WHAT YOU WILL DO: What follows is a block of records; reproduce all of it verbatim.

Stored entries
◇ ◇ ◇ ◇ ◇

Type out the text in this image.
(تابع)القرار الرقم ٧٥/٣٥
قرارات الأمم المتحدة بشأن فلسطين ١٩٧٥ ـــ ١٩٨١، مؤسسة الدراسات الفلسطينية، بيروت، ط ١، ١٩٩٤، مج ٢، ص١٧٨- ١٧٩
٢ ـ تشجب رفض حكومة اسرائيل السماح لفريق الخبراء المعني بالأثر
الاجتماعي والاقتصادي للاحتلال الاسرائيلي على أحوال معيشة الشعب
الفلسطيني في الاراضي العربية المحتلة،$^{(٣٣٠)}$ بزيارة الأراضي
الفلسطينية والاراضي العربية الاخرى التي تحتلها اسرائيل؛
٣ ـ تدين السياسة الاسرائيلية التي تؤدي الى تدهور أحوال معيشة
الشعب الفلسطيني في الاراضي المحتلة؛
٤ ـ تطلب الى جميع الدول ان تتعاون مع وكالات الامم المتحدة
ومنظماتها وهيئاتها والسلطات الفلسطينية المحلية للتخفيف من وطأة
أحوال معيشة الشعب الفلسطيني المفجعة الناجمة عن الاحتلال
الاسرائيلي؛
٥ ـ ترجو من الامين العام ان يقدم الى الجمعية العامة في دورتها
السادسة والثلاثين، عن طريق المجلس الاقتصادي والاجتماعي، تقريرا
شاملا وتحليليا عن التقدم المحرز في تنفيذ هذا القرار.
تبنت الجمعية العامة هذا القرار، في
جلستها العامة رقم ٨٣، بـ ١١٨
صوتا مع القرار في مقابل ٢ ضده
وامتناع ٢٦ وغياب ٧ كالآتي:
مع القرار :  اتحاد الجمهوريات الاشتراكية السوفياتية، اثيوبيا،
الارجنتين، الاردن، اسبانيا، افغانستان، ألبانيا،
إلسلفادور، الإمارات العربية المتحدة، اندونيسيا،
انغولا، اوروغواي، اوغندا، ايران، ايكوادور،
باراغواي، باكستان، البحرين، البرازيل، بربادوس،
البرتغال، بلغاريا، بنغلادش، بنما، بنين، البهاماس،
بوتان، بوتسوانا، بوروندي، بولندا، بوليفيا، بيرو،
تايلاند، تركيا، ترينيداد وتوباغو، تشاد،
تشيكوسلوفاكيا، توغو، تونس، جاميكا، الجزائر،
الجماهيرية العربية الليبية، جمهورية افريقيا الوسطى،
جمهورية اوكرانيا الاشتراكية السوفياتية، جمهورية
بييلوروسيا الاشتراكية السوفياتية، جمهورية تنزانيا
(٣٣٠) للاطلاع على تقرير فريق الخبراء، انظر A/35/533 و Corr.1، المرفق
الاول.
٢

◇ ◇ ◇ ◇ ◇

RESULT:
Type out the text in this image.
(تابع)القرار الرقم ٧٥/٣٥
قرارات الأمم المتحدة بشأن فلسطين ١٩٧٥ ـــ ١٩٨١، مؤسسة الدراسات الفلسطينية، بيروت، ط ١، ١٩٩٤، مج ٢، ص١٧٨- ١٧٩
٢ ـ تشجب رفض حكومة اسرائيل السماح لفريق الخبراء المعني بالأثر
الاجتماعي والاقتصادي للاحتلال الاسرائيلي على أحوال معيشة الشعب
الفلسطيني في الاراضي العربية المحتلة،$^{(٣٣٠)}$ بزيارة الأراضي
الفلسطينية والاراضي العربية الاخرى التي تحتلها اسرائيل؛
٣ ـ تدين السياسة الاسرائيلية التي تؤدي الى تدهور أحوال معيشة
الشعب الفلسطيني في الاراضي المحتلة؛
٤ ـ تطلب الى جميع الدول ان تتعاون مع وكالات الامم المتحدة
ومنظماتها وهيئاتها والسلطات الفلسطينية المحلية للتخفيف من وطأة
أحوال معيشة الشعب الفلسطيني المفجعة الناجمة عن الاحتلال
الاسرائيلي؛
٥ ـ ترجو من الامين العام ان يقدم الى الجمعية العامة في دورتها
السادسة والثلاثين، عن طريق المجلس الاقتصادي والاجتماعي، تقريرا
شاملا وتحليليا عن التقدم المحرز في تنفيذ هذا القرار.
تبنت الجمعية العامة هذا القرار، في
جلستها العامة رقم ٨٣، بـ ١١٨
صوتا مع القرار في مقابل ٢ ضده
وامتناع ٢٦ وغياب ٧ كالآتي:
مع القرار :  اتحاد الجمهوريات الاشتراكية السوفياتية، اثيوبيا،
الارجنتين، الاردن، اسبانيا، افغانستان، ألبانيا،
إلسلفادور، الإمارات العربية المتحدة، اندونيسيا،
انغولا، اوروغواي، اوغندا، ايران، ايكوادور،
باراغواي، باكستان، البحرين، البرازيل، بربادوس،
البرتغال، بلغاريا، بنغلادش، بنما، بنين، البهاماس،
بوتان، بوتسوانا، بوروندي، بولندا، بوليفيا، بيرو،
تايلاند، تركيا، ترينيداد وتوباغو، تشاد،
تشيكوسلوفاكيا، توغو، تونس، جاميكا، الجزائر،
الجماهيرية العربية الليبية، جمهورية افريقيا الوسطى،
جمهورية اوكرانيا الاشتراكية السوفياتية، جمهورية
بييلوروسيا الاشتراكية السوفياتية، جمهورية تنزانيا
(٣٣٠) للاطلاع على تقرير فريق الخبراء، انظر A/35/533 و Corr.1، المرفق
الاول.
٢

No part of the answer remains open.